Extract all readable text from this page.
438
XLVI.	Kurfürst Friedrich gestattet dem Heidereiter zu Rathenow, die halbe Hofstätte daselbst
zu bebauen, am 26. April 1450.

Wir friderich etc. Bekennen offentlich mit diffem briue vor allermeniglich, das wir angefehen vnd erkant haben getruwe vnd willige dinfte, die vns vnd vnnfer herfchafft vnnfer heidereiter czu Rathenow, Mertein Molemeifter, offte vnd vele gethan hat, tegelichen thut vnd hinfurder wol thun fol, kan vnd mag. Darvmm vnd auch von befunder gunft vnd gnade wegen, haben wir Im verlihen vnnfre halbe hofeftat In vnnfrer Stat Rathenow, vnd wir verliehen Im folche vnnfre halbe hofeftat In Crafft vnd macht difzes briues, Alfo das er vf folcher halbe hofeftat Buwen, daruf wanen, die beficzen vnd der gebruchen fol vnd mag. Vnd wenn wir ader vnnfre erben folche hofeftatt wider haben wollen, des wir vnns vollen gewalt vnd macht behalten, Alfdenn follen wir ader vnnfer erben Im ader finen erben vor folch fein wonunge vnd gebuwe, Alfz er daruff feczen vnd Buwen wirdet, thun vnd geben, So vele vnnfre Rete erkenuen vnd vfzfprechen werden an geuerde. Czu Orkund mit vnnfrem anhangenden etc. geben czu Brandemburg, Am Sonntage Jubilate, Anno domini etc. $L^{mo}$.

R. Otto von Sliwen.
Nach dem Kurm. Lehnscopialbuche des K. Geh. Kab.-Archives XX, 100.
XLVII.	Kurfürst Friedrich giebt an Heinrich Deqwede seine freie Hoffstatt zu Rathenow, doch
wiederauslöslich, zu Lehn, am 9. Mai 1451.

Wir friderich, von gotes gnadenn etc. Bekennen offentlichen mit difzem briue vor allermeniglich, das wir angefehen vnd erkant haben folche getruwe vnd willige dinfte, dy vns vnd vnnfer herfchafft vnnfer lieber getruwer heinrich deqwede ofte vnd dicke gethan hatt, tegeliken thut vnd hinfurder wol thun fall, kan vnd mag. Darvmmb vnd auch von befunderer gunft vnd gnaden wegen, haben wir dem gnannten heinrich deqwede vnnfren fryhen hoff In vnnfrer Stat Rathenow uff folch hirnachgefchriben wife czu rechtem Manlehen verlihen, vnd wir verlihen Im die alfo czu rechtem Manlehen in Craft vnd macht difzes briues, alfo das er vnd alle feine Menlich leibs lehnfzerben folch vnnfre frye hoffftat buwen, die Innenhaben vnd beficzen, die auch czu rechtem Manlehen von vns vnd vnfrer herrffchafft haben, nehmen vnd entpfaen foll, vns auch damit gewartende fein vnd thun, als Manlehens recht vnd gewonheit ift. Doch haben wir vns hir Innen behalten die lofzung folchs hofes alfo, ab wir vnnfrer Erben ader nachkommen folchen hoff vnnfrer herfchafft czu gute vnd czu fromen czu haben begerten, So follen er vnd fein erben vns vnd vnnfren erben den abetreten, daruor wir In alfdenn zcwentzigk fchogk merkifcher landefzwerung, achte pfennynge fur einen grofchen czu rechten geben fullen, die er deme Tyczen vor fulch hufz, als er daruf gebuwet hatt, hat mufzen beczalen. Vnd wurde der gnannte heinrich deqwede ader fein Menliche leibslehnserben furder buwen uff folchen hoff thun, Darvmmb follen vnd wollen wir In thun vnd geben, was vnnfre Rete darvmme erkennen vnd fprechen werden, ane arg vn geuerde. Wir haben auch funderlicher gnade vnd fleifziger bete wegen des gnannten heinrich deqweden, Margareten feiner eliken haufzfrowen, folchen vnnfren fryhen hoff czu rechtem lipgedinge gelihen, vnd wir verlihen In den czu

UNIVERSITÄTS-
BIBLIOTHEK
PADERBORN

What is expected: Copy out every line of the data above, exactly as given.

Output of the task:
Extract all readable text from this page.
438
XLVI.	Kurfürst Friedrich gestattet dem Heidereiter zu Rathenow, die halbe Hofstätte daselbst
zu bebauen, am 26. April 1450.

Wir friderich etc. Bekennen offentlich mit diffem briue vor allermeniglich, das wir angefehen vnd erkant haben getruwe vnd willige dinfte, die vns vnd vnnfer herfchafft vnnfer heidereiter czu Rathenow, Mertein Molemeifter, offte vnd vele gethan hat, tegelichen thut vnd hinfurder wol thun fol, kan vnd mag. Darvmm vnd auch von befunder gunft vnd gnade wegen, haben wir Im verlihen vnnfre halbe hofeftat In vnnfrer Stat Rathenow, vnd wir verliehen Im folche vnnfre halbe hofeftat In Crafft vnd macht difzes briues, Alfo das er vf folcher halbe hofeftat Buwen, daruf wanen, die beficzen vnd der gebruchen fol vnd mag. Vnd wenn wir ader vnnfre erben folche hofeftatt wider haben wollen, des wir vnns vollen gewalt vnd macht behalten, Alfdenn follen wir ader vnnfer erben Im ader finen erben vor folch fein wonunge vnd gebuwe, Alfz er daruff feczen vnd Buwen wirdet, thun vnd geben, So vele vnnfre Rete erkenuen vnd vfzfprechen werden an geuerde. Czu Orkund mit vnnfrem anhangenden etc. geben czu Brandemburg, Am Sonntage Jubilate, Anno domini etc. $L^{mo}$.

R. Otto von Sliwen.
Nach dem Kurm. Lehnscopialbuche des K. Geh. Kab.-Archives XX, 100.
XLVII.	Kurfürst Friedrich giebt an Heinrich Deqwede seine freie Hoffstatt zu Rathenow, doch
wiederauslöslich, zu Lehn, am 9. Mai 1451.

Wir friderich, von gotes gnadenn etc. Bekennen offentlichen mit difzem briue vor allermeniglich, das wir angefehen vnd erkant haben folche getruwe vnd willige dinfte, dy vns vnd vnnfer herfchafft vnnfer lieber getruwer heinrich deqwede ofte vnd dicke gethan hatt, tegeliken thut vnd hinfurder wol thun fall, kan vnd mag. Darvmmb vnd auch von befunderer gunft vnd gnaden wegen, haben wir dem gnannten heinrich deqwede vnnfren fryhen hoff In vnnfrer Stat Rathenow uff folch hirnachgefchriben wife czu rechtem Manlehen verlihen, vnd wir verlihen Im die alfo czu rechtem Manlehen in Craft vnd macht difzes briues, alfo das er vnd alle feine Menlich leibs lehnfzerben folch vnnfre frye hoffftat buwen, die Innenhaben vnd beficzen, die auch czu rechtem Manlehen von vns vnd vnfrer herrffchafft haben, nehmen vnd entpfaen foll, vns auch damit gewartende fein vnd thun, als Manlehens recht vnd gewonheit ift. Doch haben wir vns hir Innen behalten die lofzung folchs hofes alfo, ab wir vnnfrer Erben ader nachkommen folchen hoff vnnfrer herfchafft czu gute vnd czu fromen czu haben begerten, So follen er vnd fein erben vns vnd vnnfren erben den abetreten, daruor wir In alfdenn zcwentzigk fchogk merkifcher landefzwerung, achte pfennynge fur einen grofchen czu rechten geben fullen, die er deme Tyczen vor fulch hufz, als er daruf gebuwet hatt, hat mufzen beczalen. Vnd wurde der gnannte heinrich deqwede ader fein Menliche leibslehnserben furder buwen uff folchen hoff thun, Darvmmb follen vnd wollen wir In thun vnd geben, was vnnfre Rete darvmme erkennen vnd fprechen werden, ane arg vn geuerde. Wir haben auch funderlicher gnade vnd fleifziger bete wegen des gnannten heinrich deqweden, Margareten feiner eliken haufzfrowen, folchen vnnfren fryhen hoff czu rechtem lipgedinge gelihen, vnd wir verlihen In den czu

UNIVERSITÄTS-
BIBLIOTHEK
PADERBORN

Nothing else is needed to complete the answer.